## Aim
Each entry below must be repeated word for word.
^^^^
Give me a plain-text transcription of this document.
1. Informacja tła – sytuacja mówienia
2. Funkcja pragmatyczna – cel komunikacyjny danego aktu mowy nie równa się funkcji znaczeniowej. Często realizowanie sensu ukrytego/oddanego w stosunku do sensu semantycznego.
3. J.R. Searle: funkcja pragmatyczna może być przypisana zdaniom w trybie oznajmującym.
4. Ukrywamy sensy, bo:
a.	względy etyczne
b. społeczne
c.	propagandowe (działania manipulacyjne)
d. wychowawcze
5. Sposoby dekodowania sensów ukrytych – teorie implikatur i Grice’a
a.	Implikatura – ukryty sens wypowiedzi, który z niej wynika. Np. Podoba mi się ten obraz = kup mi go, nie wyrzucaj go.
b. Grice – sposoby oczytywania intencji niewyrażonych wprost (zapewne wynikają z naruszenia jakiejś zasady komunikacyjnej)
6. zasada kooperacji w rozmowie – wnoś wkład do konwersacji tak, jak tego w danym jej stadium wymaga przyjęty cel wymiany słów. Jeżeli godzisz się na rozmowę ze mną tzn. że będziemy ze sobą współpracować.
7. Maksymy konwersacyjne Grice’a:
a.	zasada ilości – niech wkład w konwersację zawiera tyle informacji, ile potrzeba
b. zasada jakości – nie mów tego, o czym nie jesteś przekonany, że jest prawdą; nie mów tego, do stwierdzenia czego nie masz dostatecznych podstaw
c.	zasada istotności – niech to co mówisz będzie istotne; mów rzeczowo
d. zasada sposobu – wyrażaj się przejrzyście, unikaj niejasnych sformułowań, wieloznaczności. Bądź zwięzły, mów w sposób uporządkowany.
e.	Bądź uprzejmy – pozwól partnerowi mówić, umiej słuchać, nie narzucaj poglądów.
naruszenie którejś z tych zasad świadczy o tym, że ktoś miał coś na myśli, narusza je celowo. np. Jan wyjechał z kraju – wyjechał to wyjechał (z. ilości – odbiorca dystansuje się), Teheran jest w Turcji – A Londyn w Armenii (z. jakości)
^^^^
## Reply to the task
Give me a plain-text transcription of this document.
1. Informacja tła – sytuacja mówienia
2. Funkcja pragmatyczna – cel komunikacyjny danego aktu mowy nie równa się funkcji znaczeniowej. Często realizowanie sensu ukrytego/oddanego w stosunku do sensu semantycznego.
3. J.R. Searle: funkcja pragmatyczna może być przypisana zdaniom w trybie oznajmującym.
4. Ukrywamy sensy, bo:
a.	względy etyczne
b. społeczne
c.	propagandowe (działania manipulacyjne)
d. wychowawcze
5. Sposoby dekodowania sensów ukrytych – teorie implikatur i Grice’a
a.	Implikatura – ukryty sens wypowiedzi, który z niej wynika. Np. Podoba mi się ten obraz = kup mi go, nie wyrzucaj go.
b. Grice – sposoby oczytywania intencji niewyrażonych wprost (zapewne wynikają z naruszenia jakiejś zasady komunikacyjnej)
6. zasada kooperacji w rozmowie – wnoś wkład do konwersacji tak, jak tego w danym jej stadium wymaga przyjęty cel wymiany słów. Jeżeli godzisz się na rozmowę ze mną tzn. że będziemy ze sobą współpracować.
7. Maksymy konwersacyjne Grice’a:
a.	zasada ilości – niech wkład w konwersację zawiera tyle informacji, ile potrzeba
b. zasada jakości – nie mów tego, o czym nie jesteś przekonany, że jest prawdą; nie mów tego, do stwierdzenia czego nie masz dostatecznych podstaw
c.	zasada istotności – niech to co mówisz będzie istotne; mów rzeczowo
d. zasada sposobu – wyrażaj się przejrzyście, unikaj niejasnych sformułowań, wieloznaczności. Bądź zwięzły, mów w sposób uporządkowany.
e.	Bądź uprzejmy – pozwól partnerowi mówić, umiej słuchać, nie narzucaj poglądów.
naruszenie którejś z tych zasad świadczy o tym, że ktoś miał coś na myśli, narusza je celowo. np. Jan wyjechał z kraju – wyjechał to wyjechał (z. ilości – odbiorca dystansuje się), Teheran jest w Turcji – A Londyn w Armenii (z. jakości)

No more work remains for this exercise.